SET EXERCISE:
Filter the entries below, keeping only lines with the word "wellness".

=== DATA EXTRACT ===

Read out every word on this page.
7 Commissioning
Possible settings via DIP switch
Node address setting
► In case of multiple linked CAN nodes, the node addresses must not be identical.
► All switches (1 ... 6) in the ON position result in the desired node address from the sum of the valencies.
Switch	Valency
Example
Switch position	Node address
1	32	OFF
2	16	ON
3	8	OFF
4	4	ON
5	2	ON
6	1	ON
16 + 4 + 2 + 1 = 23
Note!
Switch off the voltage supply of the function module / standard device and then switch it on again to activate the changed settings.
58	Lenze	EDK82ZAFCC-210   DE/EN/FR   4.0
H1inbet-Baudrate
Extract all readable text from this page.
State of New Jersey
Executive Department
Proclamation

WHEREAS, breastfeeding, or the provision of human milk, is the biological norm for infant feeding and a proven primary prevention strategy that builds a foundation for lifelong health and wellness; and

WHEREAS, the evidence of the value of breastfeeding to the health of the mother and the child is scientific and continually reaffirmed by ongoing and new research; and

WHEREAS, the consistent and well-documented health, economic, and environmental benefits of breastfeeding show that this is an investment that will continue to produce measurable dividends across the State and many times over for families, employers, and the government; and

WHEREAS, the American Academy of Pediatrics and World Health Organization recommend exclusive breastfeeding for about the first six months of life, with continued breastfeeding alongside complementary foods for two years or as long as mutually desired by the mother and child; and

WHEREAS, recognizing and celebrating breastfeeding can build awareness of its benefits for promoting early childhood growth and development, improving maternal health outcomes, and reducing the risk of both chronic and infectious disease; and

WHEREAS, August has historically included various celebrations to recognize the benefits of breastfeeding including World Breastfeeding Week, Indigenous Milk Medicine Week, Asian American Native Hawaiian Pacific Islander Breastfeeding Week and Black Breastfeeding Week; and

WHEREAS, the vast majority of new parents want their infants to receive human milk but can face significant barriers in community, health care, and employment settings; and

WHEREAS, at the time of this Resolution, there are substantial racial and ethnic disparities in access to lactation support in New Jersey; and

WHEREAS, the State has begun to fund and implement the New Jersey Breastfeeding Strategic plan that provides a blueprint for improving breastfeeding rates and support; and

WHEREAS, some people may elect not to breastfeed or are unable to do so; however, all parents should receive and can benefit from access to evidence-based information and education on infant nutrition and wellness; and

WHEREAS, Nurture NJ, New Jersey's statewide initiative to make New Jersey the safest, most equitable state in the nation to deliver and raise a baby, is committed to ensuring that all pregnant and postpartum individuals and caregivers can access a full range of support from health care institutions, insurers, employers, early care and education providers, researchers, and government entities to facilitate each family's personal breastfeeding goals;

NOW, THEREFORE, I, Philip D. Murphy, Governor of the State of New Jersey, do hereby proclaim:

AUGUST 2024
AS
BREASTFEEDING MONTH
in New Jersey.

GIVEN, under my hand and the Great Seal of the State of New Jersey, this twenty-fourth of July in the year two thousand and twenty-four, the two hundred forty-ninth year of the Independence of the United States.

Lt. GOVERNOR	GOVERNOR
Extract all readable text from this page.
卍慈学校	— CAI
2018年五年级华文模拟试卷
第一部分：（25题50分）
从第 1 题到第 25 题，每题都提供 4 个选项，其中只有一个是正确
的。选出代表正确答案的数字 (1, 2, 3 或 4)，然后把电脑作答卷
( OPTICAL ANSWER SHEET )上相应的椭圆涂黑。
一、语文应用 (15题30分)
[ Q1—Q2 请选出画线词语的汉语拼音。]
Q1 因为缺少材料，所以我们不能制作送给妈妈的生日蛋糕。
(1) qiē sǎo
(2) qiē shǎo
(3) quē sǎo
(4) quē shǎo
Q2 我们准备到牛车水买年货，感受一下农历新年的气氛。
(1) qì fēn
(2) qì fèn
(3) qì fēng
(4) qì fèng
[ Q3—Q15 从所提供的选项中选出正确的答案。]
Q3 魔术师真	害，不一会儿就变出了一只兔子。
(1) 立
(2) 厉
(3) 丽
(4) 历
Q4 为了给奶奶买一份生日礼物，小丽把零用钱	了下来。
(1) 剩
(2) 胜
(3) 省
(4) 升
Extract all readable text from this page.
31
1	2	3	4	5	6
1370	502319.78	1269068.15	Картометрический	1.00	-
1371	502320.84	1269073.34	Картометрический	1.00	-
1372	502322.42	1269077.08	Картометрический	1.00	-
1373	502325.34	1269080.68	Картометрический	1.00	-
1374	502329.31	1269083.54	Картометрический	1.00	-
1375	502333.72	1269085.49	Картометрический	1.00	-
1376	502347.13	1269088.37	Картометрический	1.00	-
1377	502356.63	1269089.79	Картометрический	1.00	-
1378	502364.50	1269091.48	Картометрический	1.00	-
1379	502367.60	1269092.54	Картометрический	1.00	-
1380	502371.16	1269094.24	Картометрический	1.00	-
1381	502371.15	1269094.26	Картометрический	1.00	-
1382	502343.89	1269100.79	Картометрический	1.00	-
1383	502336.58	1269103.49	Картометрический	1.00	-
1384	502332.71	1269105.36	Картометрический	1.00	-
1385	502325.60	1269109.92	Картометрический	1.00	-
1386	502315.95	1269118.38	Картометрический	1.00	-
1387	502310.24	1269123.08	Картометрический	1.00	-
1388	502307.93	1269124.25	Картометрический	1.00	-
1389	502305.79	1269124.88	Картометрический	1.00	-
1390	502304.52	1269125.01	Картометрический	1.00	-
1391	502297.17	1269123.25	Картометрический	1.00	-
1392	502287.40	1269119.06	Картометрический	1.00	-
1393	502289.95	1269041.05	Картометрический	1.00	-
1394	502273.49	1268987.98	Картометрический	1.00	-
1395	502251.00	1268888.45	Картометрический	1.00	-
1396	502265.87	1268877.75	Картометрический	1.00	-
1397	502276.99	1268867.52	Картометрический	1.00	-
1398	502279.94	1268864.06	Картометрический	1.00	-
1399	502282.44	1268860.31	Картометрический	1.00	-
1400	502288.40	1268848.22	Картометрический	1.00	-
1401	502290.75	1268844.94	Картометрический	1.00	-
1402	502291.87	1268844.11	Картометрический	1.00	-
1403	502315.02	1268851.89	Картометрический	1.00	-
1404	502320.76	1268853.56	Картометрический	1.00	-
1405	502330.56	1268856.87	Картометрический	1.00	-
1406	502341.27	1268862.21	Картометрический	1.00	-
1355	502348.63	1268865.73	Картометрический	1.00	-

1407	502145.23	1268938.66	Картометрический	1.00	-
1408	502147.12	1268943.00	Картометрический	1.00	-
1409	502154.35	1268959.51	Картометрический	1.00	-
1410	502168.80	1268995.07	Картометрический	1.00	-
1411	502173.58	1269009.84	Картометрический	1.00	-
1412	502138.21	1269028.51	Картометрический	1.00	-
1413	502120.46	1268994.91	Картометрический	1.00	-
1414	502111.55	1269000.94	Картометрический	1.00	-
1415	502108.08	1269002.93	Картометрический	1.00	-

===

RESPONSE TO THIS EXERCISE:
WHEREAS, breastfeeding, or the provision of human milk, is the biological norm for infant feeding and a proven primary prevention strategy that builds a foundation for lifelong health and wellness; and
WHEREAS, some people may elect not to breastfeed or are unable to do so; however, all parents should receive and can benefit from access to evidence-based information and education on infant nutrition and wellness; and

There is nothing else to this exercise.